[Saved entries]
——

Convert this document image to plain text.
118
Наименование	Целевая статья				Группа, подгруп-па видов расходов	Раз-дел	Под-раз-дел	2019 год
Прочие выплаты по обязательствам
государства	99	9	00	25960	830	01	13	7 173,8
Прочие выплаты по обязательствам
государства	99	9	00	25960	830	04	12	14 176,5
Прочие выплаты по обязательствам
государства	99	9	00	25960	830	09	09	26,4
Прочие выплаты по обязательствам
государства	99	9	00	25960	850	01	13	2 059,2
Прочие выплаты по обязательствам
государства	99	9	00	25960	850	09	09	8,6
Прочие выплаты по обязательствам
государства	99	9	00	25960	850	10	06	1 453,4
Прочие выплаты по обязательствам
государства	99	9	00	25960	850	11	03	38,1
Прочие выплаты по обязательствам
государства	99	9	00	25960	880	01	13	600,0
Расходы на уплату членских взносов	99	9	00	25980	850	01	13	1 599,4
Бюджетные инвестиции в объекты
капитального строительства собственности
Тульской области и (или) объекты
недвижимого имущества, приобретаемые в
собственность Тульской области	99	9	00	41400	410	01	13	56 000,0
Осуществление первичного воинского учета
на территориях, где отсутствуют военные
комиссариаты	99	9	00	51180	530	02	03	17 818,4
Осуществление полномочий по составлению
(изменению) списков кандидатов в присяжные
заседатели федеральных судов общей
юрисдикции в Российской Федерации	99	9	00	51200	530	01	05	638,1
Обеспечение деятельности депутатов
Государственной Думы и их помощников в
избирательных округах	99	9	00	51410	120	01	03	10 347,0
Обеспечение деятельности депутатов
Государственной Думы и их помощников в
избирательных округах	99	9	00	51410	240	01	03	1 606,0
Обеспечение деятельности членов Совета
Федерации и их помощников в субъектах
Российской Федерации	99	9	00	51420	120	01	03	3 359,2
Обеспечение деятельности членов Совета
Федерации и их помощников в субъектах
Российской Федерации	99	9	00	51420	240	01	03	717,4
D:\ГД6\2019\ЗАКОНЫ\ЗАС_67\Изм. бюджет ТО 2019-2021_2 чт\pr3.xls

——

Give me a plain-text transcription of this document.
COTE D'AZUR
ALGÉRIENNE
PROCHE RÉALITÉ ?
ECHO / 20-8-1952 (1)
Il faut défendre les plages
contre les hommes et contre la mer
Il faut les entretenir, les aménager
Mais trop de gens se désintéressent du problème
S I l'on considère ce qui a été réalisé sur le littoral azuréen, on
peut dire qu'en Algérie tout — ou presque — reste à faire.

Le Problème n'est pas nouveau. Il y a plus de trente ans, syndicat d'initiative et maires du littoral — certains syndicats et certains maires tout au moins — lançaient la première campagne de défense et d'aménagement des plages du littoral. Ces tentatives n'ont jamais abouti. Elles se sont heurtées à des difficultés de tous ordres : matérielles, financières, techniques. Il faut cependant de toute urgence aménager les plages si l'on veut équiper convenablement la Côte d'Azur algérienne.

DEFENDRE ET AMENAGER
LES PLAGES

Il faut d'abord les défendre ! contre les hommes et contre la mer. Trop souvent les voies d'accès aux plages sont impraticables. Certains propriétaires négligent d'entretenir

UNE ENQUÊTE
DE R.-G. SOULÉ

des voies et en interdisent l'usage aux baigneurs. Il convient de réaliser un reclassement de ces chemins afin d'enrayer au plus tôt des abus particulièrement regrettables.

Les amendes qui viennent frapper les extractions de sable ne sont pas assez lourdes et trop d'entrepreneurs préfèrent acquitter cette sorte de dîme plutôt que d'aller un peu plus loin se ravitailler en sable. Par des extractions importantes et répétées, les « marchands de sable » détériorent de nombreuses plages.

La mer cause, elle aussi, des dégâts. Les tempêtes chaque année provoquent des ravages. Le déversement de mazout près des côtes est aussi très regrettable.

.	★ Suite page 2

——

Exercise requirements: Gather every line from the listing above in which the word "aménager" appears.

Correct result:
Il faut les entretenir, les aménager
Le Problème n'est pas nouveau. Il y a plus de trente ans, syndicat d'initiative et maires du littoral — certains syndicats et certains maires tout au moins — lançaient la première campagne de défense et d'aménagement des plages du littoral. Ces tentatives n'ont jamais abouti. Elles se sont heurtées à des difficultés de tous ordres : matérielles, financières, techniques. Il faut cependant de toute urgence aménager les plages si l'on veut équiper convenablement la Côte d'Azur algérienne.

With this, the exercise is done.